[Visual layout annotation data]
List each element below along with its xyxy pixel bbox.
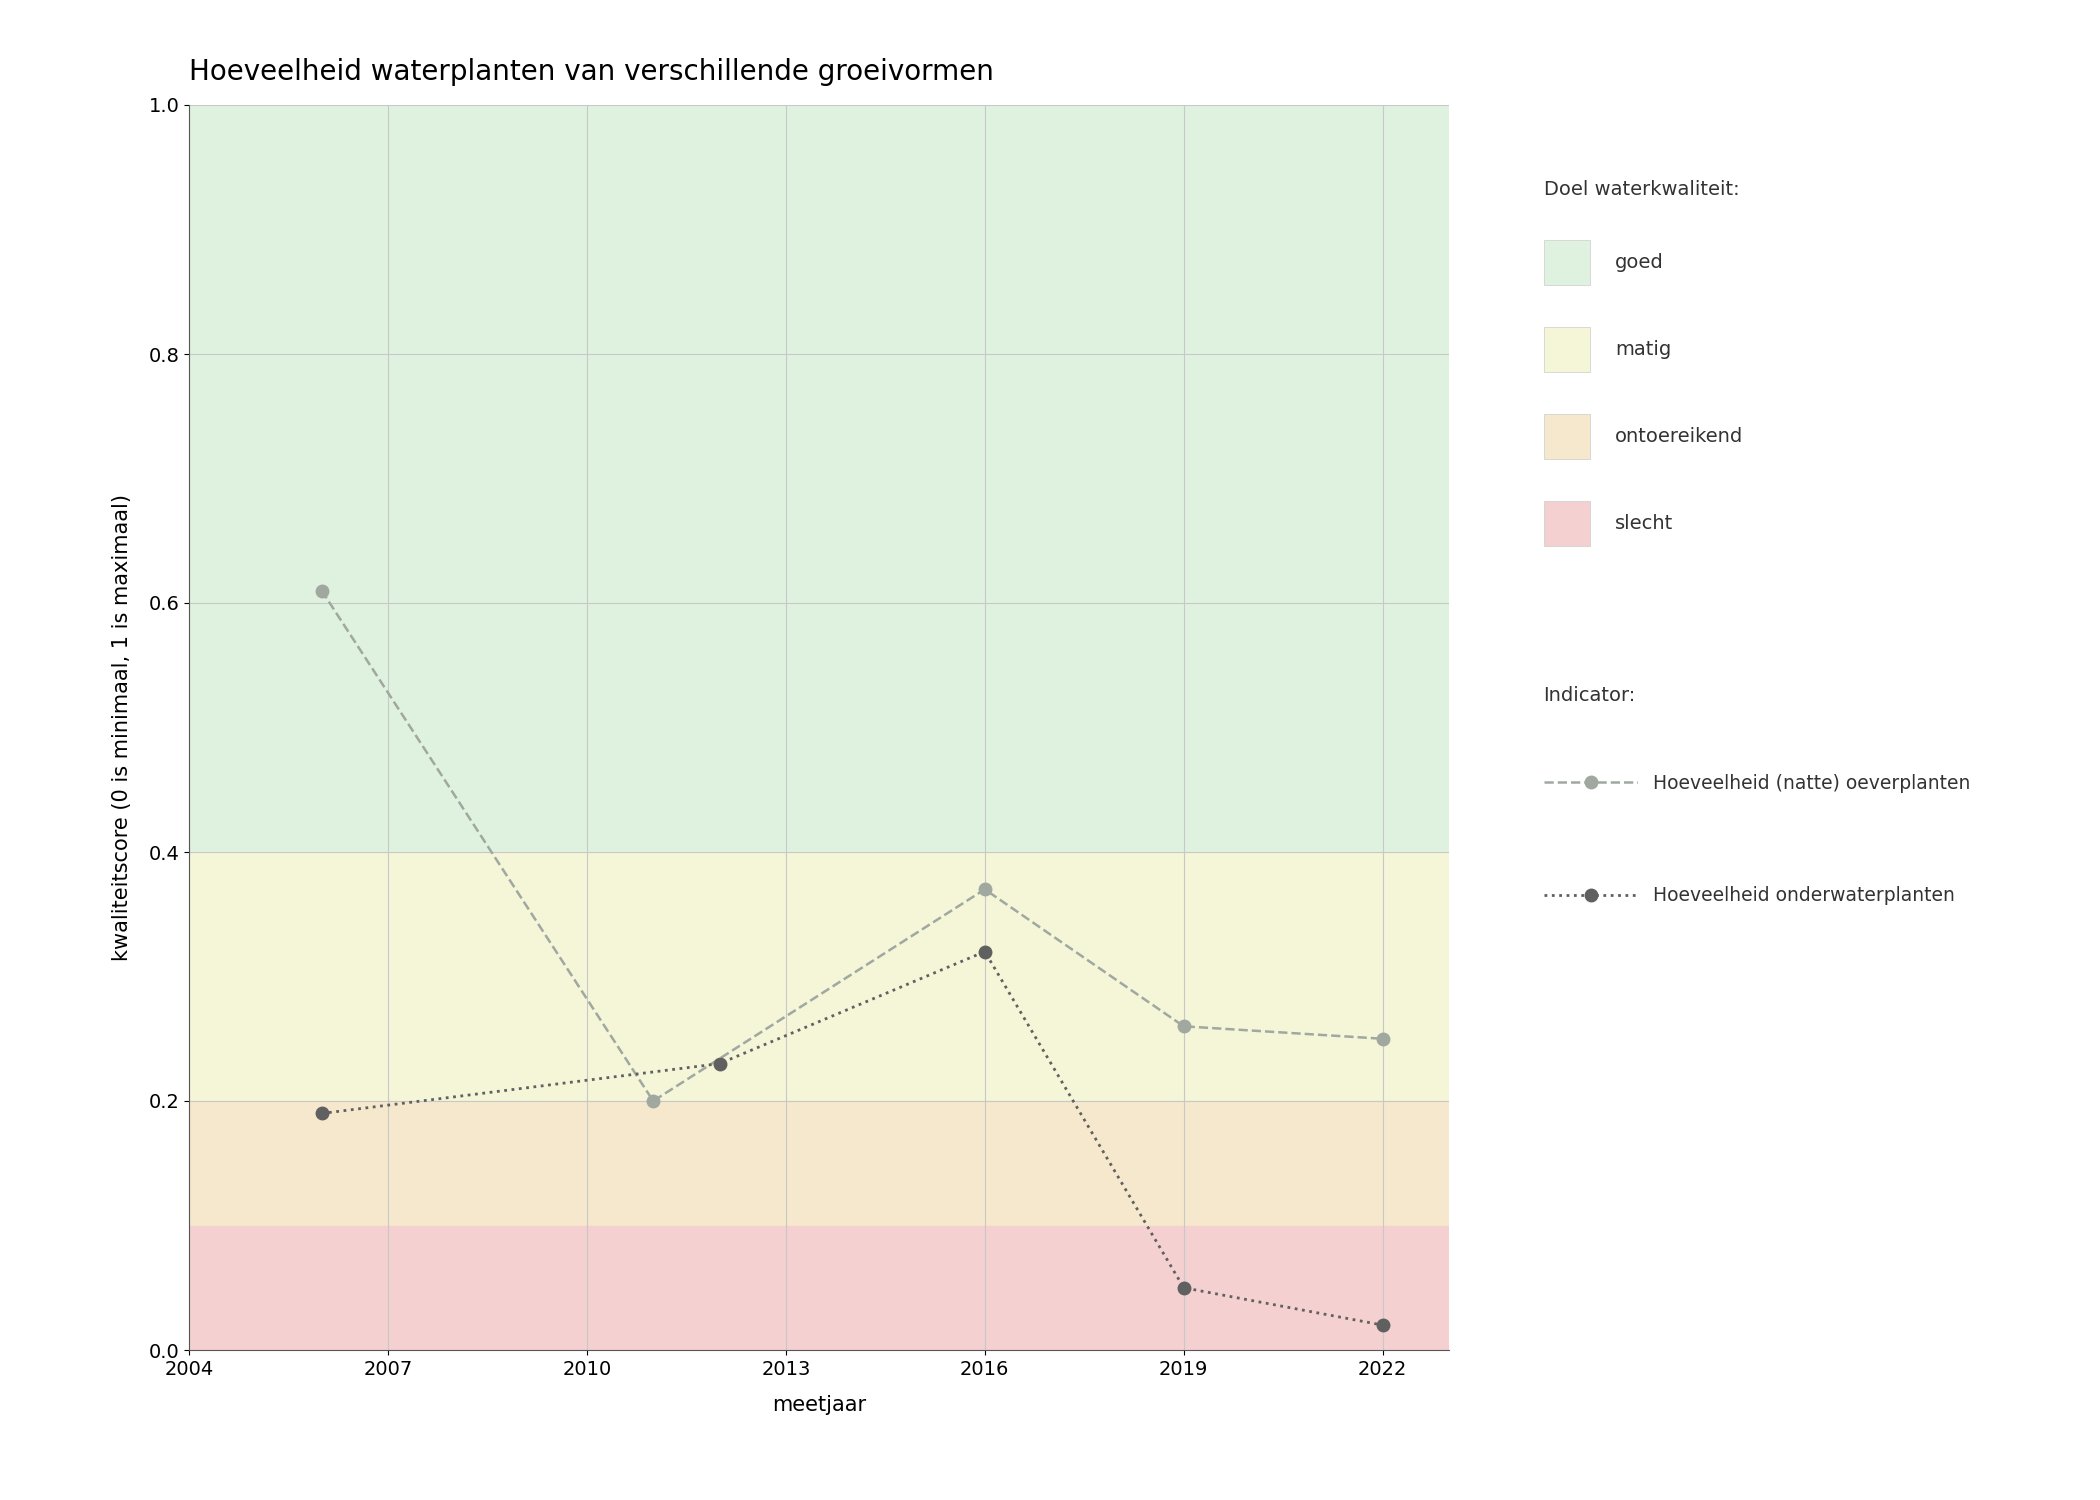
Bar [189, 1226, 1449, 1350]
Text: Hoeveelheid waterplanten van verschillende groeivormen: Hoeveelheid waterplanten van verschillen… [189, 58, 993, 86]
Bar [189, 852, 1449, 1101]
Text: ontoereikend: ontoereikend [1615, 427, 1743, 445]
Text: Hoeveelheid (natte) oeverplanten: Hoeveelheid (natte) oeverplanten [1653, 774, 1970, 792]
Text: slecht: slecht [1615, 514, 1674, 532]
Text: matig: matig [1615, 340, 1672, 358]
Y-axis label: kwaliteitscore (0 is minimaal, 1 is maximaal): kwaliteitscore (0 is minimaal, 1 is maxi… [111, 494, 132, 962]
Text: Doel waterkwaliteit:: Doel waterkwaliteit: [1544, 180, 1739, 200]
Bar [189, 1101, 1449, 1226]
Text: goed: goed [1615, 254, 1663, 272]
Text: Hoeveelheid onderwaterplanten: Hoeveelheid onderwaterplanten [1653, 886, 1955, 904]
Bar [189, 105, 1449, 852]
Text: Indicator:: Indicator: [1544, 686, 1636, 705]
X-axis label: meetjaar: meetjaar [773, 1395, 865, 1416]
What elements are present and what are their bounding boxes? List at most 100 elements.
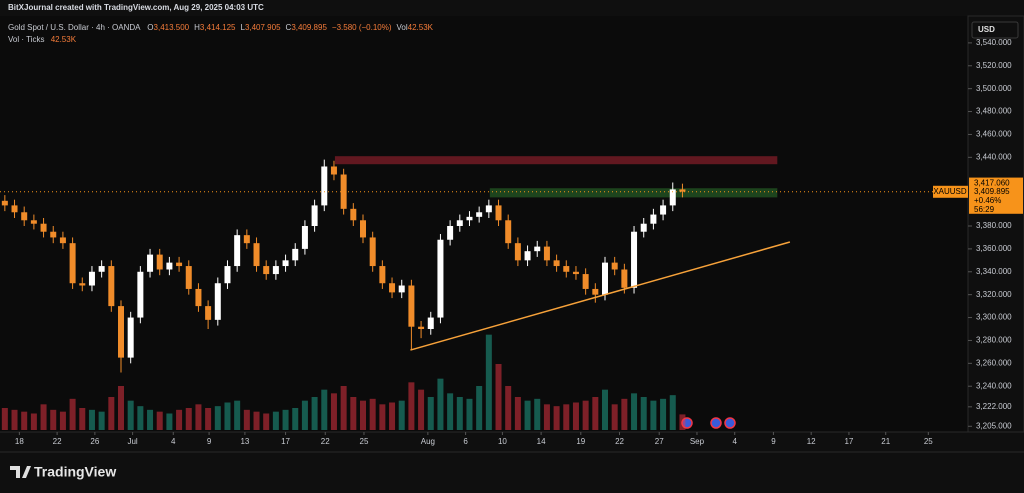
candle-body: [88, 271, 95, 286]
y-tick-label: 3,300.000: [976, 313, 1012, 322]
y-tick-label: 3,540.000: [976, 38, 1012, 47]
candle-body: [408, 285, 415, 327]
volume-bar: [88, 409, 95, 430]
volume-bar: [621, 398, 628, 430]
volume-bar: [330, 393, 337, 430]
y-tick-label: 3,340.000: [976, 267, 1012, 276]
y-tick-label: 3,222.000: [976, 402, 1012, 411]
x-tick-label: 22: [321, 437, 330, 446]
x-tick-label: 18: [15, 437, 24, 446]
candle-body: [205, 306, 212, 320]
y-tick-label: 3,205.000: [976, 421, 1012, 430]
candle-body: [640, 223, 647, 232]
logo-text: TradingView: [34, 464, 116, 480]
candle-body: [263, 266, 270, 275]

» To do
Please swap every "candle-body" in the rows above for "candle" and give the rows again with nothing else changed. Leave the pictures out.

» Exercise response
List each element below along with its xyxy pixel bbox.
Bar [189, 1226, 1449, 1350]
Text: Hoeveelheid waterplanten van verschillende groeivormen: Hoeveelheid waterplanten van verschillen… [189, 58, 993, 86]
Bar [189, 852, 1449, 1101]
Text: ontoereikend: ontoereikend [1615, 427, 1743, 445]
Text: Hoeveelheid (natte) oeverplanten: Hoeveelheid (natte) oeverplanten [1653, 774, 1970, 792]
Text: slecht: slecht [1615, 514, 1674, 532]
Text: matig: matig [1615, 340, 1672, 358]
Y-axis label: kwaliteitscore (0 is minimaal, 1 is maximaal): kwaliteitscore (0 is minimaal, 1 is maxi… [111, 494, 132, 962]
Text: Doel waterkwaliteit:: Doel waterkwaliteit: [1544, 180, 1739, 200]
Bar [189, 1101, 1449, 1226]
Text: goed: goed [1615, 254, 1663, 272]
Text: Hoeveelheid onderwaterplanten: Hoeveelheid onderwaterplanten [1653, 886, 1955, 904]
Bar [189, 105, 1449, 852]
Text: Indicator:: Indicator: [1544, 686, 1636, 705]
X-axis label: meetjaar: meetjaar [773, 1395, 865, 1416]
What elements are present and what are their bounding boxes? List at most 100 elements.
candle: [88, 271, 95, 286]
y-tick-label: 3,300.000: [976, 313, 1012, 322]
y-tick-label: 3,540.000: [976, 38, 1012, 47]
candle: [408, 285, 415, 327]
volume-bar: [88, 409, 95, 430]
volume-bar: [621, 398, 628, 430]
volume-bar: [330, 393, 337, 430]
y-tick-label: 3,340.000: [976, 267, 1012, 276]
y-tick-label: 3,222.000: [976, 402, 1012, 411]
x-tick-label: 22: [321, 437, 330, 446]
x-tick-label: 18: [15, 437, 24, 446]
candle: [205, 306, 212, 320]
y-tick-label: 3,205.000: [976, 421, 1012, 430]
candle: [640, 223, 647, 232]
logo-text: TradingView: [34, 464, 116, 480]
candle: [263, 266, 270, 275]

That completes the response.